Aim of the exercise: Below are the records; collect from them each line containing the string "codes".

Figure record listings:
========================================================================

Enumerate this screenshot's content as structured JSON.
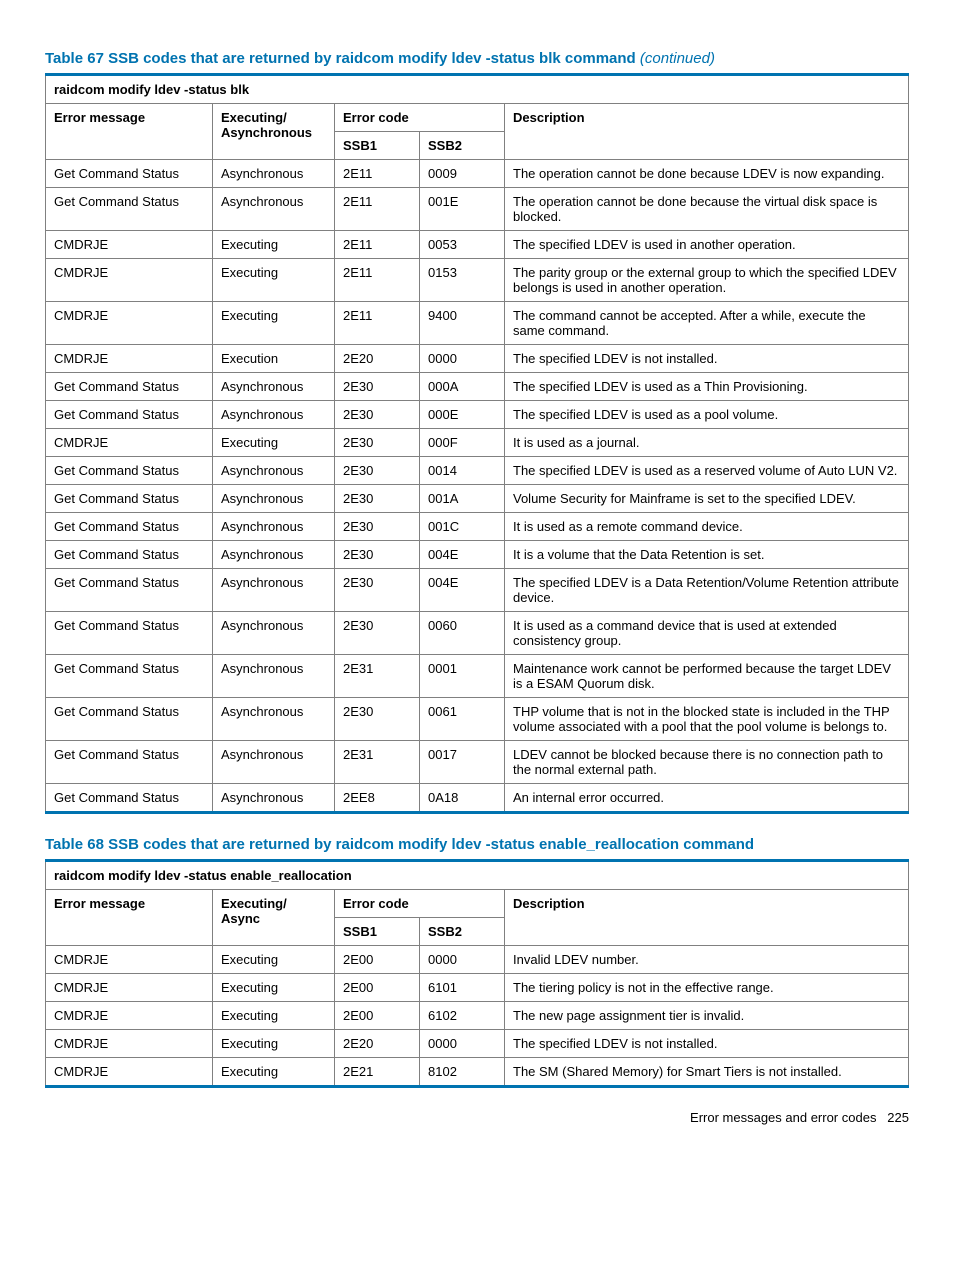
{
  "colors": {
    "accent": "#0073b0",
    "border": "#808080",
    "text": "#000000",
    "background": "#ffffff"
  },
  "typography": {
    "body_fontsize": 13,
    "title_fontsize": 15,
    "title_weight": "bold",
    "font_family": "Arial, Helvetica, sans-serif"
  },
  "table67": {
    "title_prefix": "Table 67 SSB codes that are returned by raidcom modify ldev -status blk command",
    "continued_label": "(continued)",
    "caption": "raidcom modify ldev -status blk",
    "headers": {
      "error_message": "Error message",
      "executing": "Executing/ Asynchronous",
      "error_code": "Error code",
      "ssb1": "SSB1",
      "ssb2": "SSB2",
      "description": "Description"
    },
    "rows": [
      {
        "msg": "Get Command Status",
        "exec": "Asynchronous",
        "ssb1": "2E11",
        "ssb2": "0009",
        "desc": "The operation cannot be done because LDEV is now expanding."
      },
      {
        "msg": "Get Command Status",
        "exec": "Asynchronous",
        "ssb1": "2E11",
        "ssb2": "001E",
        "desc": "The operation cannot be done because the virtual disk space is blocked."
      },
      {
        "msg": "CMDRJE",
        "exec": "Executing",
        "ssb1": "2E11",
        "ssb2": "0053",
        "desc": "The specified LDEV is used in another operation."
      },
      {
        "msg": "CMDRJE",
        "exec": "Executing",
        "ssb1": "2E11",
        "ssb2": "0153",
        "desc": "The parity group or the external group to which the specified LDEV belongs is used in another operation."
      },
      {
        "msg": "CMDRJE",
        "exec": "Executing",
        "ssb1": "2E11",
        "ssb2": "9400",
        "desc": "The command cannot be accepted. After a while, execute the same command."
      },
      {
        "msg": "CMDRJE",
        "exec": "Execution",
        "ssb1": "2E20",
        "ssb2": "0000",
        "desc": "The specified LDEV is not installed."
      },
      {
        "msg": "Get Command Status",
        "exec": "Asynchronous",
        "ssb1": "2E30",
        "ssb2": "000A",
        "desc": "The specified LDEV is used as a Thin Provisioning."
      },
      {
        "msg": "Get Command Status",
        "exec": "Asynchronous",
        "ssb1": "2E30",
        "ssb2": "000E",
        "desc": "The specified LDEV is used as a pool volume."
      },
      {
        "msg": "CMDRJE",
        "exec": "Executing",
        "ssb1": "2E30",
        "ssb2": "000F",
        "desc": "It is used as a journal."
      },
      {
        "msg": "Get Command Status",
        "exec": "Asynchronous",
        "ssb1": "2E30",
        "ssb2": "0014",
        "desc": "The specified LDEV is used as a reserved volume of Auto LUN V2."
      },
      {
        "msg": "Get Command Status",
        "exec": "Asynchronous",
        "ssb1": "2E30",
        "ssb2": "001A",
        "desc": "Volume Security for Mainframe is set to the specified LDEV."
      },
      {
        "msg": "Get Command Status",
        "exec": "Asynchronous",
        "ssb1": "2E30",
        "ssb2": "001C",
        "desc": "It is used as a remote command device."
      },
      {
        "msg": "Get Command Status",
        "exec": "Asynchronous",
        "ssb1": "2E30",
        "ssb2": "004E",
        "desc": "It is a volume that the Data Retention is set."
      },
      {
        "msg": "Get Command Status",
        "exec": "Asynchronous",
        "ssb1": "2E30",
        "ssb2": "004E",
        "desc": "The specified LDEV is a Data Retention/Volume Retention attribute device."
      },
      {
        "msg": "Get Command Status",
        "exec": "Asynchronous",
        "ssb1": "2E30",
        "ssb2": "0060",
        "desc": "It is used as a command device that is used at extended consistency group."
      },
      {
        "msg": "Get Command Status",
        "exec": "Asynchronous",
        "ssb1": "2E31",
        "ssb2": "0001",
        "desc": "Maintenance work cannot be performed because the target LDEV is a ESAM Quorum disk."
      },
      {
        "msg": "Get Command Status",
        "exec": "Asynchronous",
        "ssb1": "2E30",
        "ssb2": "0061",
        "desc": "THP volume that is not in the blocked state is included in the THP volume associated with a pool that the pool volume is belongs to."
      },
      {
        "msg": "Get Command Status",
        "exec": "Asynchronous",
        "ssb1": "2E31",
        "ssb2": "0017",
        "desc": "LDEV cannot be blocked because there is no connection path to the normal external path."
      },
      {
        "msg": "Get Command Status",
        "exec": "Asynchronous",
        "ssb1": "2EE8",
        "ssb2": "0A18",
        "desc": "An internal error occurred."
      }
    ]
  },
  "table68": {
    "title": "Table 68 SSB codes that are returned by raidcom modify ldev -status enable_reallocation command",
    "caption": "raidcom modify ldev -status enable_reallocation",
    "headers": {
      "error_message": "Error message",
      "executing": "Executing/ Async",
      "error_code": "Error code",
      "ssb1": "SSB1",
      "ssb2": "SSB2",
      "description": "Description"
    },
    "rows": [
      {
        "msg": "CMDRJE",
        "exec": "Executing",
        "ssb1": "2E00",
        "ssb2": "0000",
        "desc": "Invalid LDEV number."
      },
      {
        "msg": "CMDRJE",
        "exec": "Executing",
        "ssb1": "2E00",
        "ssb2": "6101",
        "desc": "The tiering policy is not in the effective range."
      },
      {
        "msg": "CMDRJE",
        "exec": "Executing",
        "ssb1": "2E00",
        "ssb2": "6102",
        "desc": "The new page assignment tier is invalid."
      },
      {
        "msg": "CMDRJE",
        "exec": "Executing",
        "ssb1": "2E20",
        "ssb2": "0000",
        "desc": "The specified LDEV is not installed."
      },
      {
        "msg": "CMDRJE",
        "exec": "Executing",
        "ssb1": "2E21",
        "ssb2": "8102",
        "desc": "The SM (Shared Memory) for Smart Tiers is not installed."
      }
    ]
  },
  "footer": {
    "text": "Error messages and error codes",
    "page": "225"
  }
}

========================================================================

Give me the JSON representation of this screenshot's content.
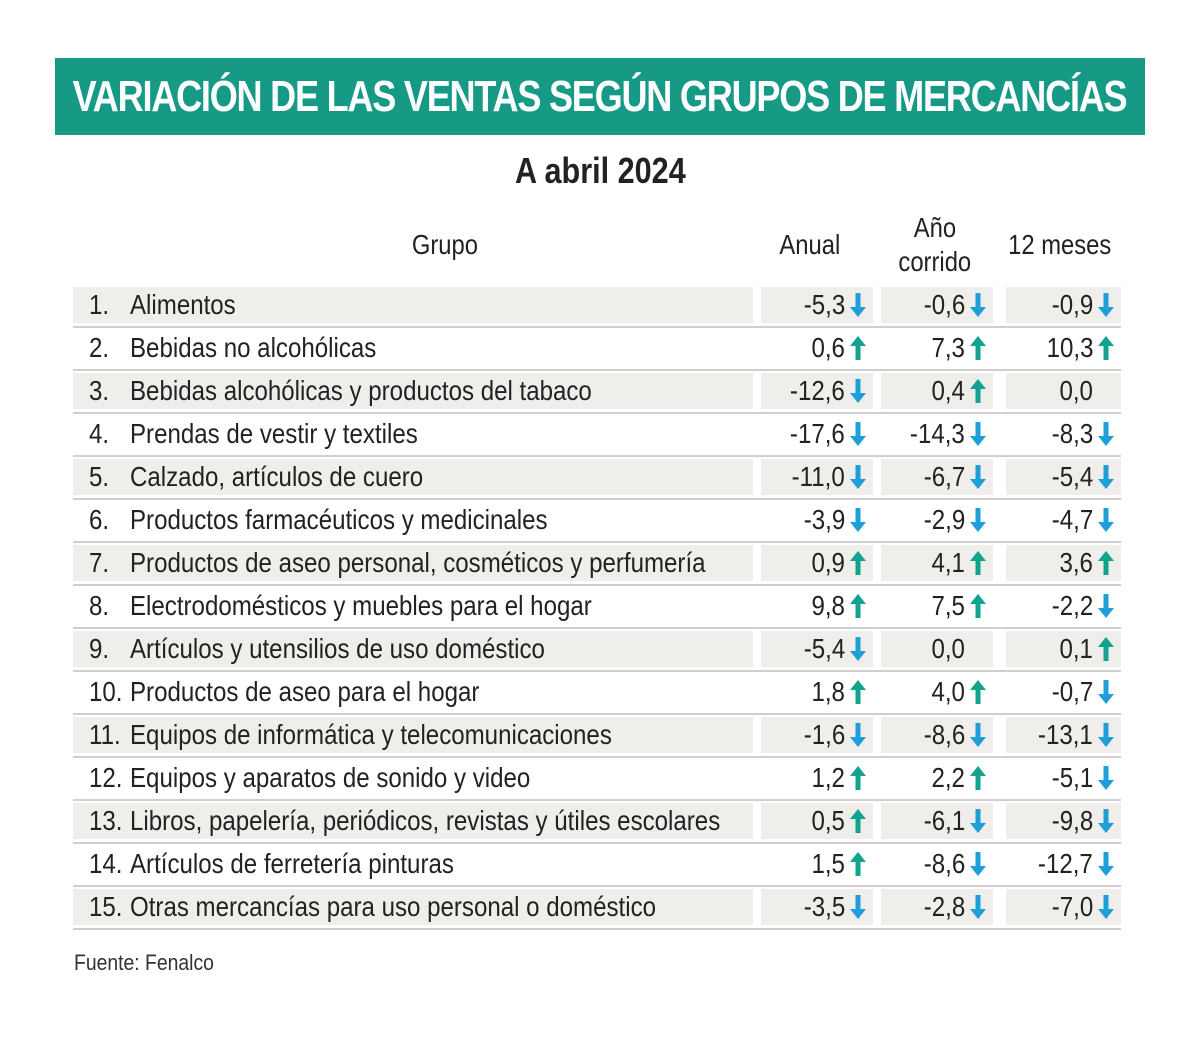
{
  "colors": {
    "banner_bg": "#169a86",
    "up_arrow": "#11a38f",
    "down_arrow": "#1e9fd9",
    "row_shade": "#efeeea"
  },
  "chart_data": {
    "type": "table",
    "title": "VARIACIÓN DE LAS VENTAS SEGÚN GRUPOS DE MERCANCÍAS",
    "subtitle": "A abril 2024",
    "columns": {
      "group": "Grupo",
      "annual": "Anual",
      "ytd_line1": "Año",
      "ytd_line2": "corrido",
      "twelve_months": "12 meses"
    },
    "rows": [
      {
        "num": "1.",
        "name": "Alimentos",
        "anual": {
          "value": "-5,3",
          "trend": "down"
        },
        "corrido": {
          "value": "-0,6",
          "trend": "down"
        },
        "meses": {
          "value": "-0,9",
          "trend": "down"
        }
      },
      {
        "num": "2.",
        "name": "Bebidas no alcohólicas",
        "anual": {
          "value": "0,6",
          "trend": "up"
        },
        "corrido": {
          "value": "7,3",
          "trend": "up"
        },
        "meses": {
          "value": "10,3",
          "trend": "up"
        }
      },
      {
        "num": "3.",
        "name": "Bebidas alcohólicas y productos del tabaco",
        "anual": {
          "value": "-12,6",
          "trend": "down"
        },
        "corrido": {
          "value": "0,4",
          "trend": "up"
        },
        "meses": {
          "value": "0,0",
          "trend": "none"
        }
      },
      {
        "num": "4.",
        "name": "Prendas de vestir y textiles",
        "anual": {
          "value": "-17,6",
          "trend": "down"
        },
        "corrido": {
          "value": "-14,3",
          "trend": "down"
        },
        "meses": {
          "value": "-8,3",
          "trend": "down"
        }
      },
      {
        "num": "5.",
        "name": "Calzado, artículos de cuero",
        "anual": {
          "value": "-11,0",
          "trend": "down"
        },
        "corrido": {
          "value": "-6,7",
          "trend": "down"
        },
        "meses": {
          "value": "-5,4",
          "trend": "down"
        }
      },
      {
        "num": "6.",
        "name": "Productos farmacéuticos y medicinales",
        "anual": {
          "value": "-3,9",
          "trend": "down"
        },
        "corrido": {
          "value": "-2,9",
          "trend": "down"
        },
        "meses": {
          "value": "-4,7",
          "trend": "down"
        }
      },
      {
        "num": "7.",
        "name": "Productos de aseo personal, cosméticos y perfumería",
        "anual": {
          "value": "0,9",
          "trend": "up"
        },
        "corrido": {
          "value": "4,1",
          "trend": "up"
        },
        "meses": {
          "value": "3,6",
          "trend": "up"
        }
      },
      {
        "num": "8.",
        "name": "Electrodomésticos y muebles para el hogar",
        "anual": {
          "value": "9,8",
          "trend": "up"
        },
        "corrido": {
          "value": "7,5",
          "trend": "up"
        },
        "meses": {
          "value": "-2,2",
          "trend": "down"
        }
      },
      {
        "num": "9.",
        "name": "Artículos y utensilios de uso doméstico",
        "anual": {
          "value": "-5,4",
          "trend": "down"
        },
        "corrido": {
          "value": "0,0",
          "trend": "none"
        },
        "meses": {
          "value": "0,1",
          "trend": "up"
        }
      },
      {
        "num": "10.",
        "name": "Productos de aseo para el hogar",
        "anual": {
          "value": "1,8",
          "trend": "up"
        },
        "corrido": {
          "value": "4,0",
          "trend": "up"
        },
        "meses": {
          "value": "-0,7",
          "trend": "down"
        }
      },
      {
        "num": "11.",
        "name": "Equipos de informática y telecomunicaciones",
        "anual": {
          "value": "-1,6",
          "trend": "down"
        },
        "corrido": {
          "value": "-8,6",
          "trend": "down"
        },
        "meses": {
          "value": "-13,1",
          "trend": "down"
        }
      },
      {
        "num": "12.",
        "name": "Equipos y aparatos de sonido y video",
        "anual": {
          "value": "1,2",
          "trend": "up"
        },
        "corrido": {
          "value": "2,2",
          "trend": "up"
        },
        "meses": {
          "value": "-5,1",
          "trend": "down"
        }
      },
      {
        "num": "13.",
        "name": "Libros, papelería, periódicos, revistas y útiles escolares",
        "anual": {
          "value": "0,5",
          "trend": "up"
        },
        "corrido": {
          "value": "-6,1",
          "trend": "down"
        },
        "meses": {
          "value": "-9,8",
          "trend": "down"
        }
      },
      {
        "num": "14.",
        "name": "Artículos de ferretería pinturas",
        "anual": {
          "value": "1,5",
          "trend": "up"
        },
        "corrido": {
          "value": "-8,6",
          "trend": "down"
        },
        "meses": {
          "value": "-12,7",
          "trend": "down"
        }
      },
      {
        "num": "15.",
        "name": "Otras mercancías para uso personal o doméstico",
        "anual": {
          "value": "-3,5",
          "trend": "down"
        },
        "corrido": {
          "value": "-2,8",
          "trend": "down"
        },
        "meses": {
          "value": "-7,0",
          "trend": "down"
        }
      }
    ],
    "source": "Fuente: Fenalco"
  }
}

========================================================================

Solution to the problem:
    "title_prefix": "Table 67 SSB codes that are returned by raidcom modify ldev -status blk command",
    "title": "Table 68 SSB codes that are returned by raidcom modify ldev -status enable_reallocation command",
    "text": "Error messages and error codes",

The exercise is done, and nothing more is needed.